╭──
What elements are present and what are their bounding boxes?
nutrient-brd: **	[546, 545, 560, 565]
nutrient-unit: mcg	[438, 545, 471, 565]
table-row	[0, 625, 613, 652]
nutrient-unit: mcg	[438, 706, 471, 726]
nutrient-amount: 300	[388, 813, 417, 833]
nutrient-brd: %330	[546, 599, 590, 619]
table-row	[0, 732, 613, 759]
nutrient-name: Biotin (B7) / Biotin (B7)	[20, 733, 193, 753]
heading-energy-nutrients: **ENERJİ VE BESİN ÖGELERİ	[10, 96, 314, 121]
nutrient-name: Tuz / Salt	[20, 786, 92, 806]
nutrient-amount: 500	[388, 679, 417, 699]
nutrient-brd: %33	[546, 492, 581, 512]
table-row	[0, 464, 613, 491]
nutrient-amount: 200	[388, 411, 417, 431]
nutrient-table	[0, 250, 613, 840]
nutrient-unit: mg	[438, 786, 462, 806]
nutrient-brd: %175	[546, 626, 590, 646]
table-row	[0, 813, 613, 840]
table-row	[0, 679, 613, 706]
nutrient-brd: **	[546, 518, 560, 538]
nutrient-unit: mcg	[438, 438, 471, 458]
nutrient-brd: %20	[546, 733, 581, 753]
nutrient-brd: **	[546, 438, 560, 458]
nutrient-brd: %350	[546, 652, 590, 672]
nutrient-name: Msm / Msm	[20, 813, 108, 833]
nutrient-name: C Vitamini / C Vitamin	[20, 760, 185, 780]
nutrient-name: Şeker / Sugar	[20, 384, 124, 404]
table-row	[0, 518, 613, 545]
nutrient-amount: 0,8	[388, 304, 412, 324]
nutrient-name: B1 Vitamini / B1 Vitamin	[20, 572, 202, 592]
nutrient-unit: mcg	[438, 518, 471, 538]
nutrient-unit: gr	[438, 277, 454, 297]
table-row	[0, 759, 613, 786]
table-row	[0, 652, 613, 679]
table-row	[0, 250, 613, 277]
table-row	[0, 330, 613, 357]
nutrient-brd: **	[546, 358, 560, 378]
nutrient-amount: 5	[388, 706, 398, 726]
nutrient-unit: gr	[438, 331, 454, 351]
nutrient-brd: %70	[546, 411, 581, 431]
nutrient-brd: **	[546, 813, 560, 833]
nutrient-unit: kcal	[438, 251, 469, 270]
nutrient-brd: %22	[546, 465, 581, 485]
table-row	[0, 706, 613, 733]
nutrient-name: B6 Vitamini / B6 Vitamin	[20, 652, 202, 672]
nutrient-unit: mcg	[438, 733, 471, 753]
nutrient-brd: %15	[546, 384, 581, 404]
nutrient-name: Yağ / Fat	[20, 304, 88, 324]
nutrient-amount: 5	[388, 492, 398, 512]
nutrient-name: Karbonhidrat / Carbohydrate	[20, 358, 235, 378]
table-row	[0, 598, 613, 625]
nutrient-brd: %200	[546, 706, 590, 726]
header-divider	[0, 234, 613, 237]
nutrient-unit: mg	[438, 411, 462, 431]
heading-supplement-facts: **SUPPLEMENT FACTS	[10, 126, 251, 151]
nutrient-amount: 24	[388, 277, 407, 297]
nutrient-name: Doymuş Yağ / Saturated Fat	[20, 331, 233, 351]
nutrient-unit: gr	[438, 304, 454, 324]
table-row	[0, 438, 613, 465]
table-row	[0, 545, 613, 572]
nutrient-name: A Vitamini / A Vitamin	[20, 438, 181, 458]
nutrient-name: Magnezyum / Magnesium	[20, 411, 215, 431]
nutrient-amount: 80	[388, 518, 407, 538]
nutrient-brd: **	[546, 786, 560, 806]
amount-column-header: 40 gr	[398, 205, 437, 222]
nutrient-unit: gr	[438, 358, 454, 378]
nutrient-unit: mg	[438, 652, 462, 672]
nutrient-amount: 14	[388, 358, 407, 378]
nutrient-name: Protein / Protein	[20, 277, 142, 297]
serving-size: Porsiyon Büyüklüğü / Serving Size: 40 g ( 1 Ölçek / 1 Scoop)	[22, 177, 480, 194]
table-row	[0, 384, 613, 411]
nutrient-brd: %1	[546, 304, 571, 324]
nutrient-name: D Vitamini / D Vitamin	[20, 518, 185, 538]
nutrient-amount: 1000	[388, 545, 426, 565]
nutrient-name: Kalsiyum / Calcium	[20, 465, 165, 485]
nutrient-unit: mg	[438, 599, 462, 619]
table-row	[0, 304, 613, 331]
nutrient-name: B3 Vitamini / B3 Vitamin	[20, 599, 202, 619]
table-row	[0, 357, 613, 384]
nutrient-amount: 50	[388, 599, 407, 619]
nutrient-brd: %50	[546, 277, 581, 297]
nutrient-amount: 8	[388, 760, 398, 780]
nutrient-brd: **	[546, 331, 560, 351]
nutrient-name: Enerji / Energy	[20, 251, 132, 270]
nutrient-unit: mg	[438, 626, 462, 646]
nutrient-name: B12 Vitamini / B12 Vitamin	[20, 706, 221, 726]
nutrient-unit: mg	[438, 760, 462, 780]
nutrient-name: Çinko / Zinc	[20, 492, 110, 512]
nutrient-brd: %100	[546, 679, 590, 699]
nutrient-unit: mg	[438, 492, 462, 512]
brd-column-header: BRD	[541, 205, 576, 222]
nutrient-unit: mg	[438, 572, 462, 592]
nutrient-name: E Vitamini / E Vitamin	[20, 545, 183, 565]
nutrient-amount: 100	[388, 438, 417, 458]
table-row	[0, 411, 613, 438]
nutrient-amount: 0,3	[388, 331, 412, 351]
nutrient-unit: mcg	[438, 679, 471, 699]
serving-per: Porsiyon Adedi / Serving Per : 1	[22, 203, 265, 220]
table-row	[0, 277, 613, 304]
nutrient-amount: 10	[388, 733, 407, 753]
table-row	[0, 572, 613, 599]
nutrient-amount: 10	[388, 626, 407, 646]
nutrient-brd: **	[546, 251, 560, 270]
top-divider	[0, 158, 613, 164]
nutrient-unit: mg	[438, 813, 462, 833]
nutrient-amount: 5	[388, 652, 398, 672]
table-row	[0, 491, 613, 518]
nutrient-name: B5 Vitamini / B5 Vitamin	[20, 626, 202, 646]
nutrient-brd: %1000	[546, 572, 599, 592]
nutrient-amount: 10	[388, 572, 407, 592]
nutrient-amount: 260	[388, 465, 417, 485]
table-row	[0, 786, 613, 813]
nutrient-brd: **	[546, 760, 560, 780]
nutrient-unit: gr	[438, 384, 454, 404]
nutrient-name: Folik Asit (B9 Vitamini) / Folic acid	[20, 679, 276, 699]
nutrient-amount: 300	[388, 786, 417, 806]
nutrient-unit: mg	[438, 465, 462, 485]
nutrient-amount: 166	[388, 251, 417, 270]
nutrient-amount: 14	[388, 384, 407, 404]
╰──
About this task: Exactly as written, restate every record in the listing.

Answer space:
What elements are present and what are their bounding boxes?
nutrient-brd: **	[546, 545, 560, 565]
nutrient-unit: mcg	[438, 545, 471, 565]
table-row	[0, 625, 613, 652]
nutrient-unit: mcg	[438, 706, 471, 726]
nutrient-amount: 300	[388, 813, 417, 833]
nutrient-brd: %330	[546, 599, 590, 619]
table-row	[0, 732, 613, 759]
nutrient-name: Biotin (B7) / Biotin (B7)	[20, 733, 193, 753]
heading-energy-nutrients: **ENERJİ VE BESİN ÖGELERİ	[10, 96, 314, 121]
nutrient-name: Tuz / Salt	[20, 786, 92, 806]
nutrient-amount: 500	[388, 679, 417, 699]
nutrient-brd: %33	[546, 492, 581, 512]
table-row	[0, 464, 613, 491]
nutrient-amount: 200	[388, 411, 417, 431]
nutrient-table	[0, 250, 613, 840]
nutrient-unit: mg	[438, 786, 462, 806]
nutrient-brd: %175	[546, 626, 590, 646]
table-row	[0, 813, 613, 840]
table-row	[0, 679, 613, 706]
nutrient-brd: **	[546, 518, 560, 538]
nutrient-unit: mcg	[438, 438, 471, 458]
nutrient-brd: %20	[546, 733, 581, 753]
nutrient-brd: **	[546, 438, 560, 458]
nutrient-brd: %350	[546, 652, 590, 672]
nutrient-name: Msm / Msm	[20, 813, 108, 833]
nutrient-name: C Vitamini / C Vitamin	[20, 760, 185, 780]
nutrient-name: Şeker / Sugar	[20, 384, 124, 404]
table-row	[0, 518, 613, 545]
nutrient-amount: 0,8	[388, 304, 412, 324]
nutrient-name: B1 Vitamini / B1 Vitamin	[20, 572, 202, 592]
nutrient-unit: mcg	[438, 518, 471, 538]
nutrient-unit: gr	[438, 277, 454, 297]
table-row	[0, 759, 613, 786]
table-row	[0, 652, 613, 679]
table-row	[0, 250, 613, 277]
table-row	[0, 330, 613, 357]
nutrient-brd: **	[546, 358, 560, 378]
nutrient-amount: 5	[388, 706, 398, 726]
nutrient-unit: gr	[438, 331, 454, 351]
nutrient-brd: %70	[546, 411, 581, 431]
nutrient-brd: **	[546, 813, 560, 833]
nutrient-unit: kcal	[438, 251, 469, 270]
nutrient-brd: %22	[546, 465, 581, 485]
table-row	[0, 706, 613, 733]
nutrient-name: B6 Vitamini / B6 Vitamin	[20, 652, 202, 672]
nutrient-unit: mcg	[438, 733, 471, 753]
nutrient-brd: %15	[546, 384, 581, 404]
nutrient-name: Yağ / Fat	[20, 304, 88, 324]
nutrient-amount: 5	[388, 492, 398, 512]
nutrient-name: Karbonhidrat / Carbohydrate	[20, 358, 235, 378]
table-row	[0, 598, 613, 625]
nutrient-brd: %200	[546, 706, 590, 726]
header-divider	[0, 234, 613, 237]
nutrient-unit: mg	[438, 411, 462, 431]
heading-supplement-facts: **SUPPLEMENT FACTS	[10, 126, 251, 151]
nutrient-amount: 24	[388, 277, 407, 297]
nutrient-name: Doymuş Yağ / Saturated Fat	[20, 331, 233, 351]
nutrient-unit: gr	[438, 304, 454, 324]
table-row	[0, 438, 613, 465]
table-row	[0, 545, 613, 572]
nutrient-name: A Vitamini / A Vitamin	[20, 438, 181, 458]
nutrient-name: Magnezyum / Magnesium	[20, 411, 215, 431]
nutrient-amount: 80	[388, 518, 407, 538]
nutrient-brd: **	[546, 786, 560, 806]
amount-column-header: 40 gr	[398, 205, 437, 222]
nutrient-unit: gr	[438, 358, 454, 378]
nutrient-unit: mg	[438, 652, 462, 672]
nutrient-amount: 14	[388, 358, 407, 378]
nutrient-name: Protein / Protein	[20, 277, 142, 297]
serving-size: Porsiyon Büyüklüğü / Serving Size: 40 g ( 1 Ölçek / 1 Scoop)	[22, 177, 480, 194]
table-row	[0, 384, 613, 411]
nutrient-brd: %1	[546, 304, 571, 324]
nutrient-name: D Vitamini / D Vitamin	[20, 518, 185, 538]
nutrient-amount: 1000	[388, 545, 426, 565]
nutrient-name: Kalsiyum / Calcium	[20, 465, 165, 485]
nutrient-unit: mg	[438, 599, 462, 619]
table-row	[0, 304, 613, 331]
nutrient-name: B3 Vitamini / B3 Vitamin	[20, 599, 202, 619]
table-row	[0, 357, 613, 384]
nutrient-amount: 50	[388, 599, 407, 619]
nutrient-brd: %50	[546, 277, 581, 297]
nutrient-amount: 8	[388, 760, 398, 780]
nutrient-brd: **	[546, 331, 560, 351]
nutrient-name: Enerji / Energy	[20, 251, 132, 270]
nutrient-unit: mg	[438, 626, 462, 646]
nutrient-name: B12 Vitamini / B12 Vitamin	[20, 706, 221, 726]
nutrient-unit: mg	[438, 760, 462, 780]
nutrient-name: Çinko / Zinc	[20, 492, 110, 512]
nutrient-brd: %100	[546, 679, 590, 699]
nutrient-unit: mg	[438, 492, 462, 512]
brd-column-header: BRD	[541, 205, 576, 222]
nutrient-unit: mg	[438, 572, 462, 592]
nutrient-name: E Vitamini / E Vitamin	[20, 545, 183, 565]
nutrient-amount: 100	[388, 438, 417, 458]
table-row	[0, 411, 613, 438]
nutrient-amount: 0,3	[388, 331, 412, 351]
nutrient-unit: mcg	[438, 679, 471, 699]
serving-per: Porsiyon Adedi / Serving Per : 1	[22, 203, 265, 220]
table-row	[0, 277, 613, 304]
nutrient-amount: 10	[388, 733, 407, 753]
table-row	[0, 572, 613, 599]
nutrient-amount: 10	[388, 626, 407, 646]
nutrient-brd: **	[546, 251, 560, 270]
top-divider	[0, 158, 613, 164]
nutrient-unit: mg	[438, 813, 462, 833]
nutrient-amount: 5	[388, 652, 398, 672]
table-row	[0, 491, 613, 518]
nutrient-name: B5 Vitamini / B5 Vitamin	[20, 626, 202, 646]
nutrient-brd: %1000	[546, 572, 599, 592]
nutrient-amount: 10	[388, 572, 407, 592]
nutrient-amount: 260	[388, 465, 417, 485]
table-row	[0, 786, 613, 813]
nutrient-brd: **	[546, 760, 560, 780]
nutrient-unit: gr	[438, 384, 454, 404]
nutrient-name: Folik Asit (B9 Vitamini) / Folic acid	[20, 679, 276, 699]
nutrient-amount: 300	[388, 786, 417, 806]
nutrient-unit: mg	[438, 465, 462, 485]
nutrient-amount: 166	[388, 251, 417, 270]
nutrient-amount: 14	[388, 384, 407, 404]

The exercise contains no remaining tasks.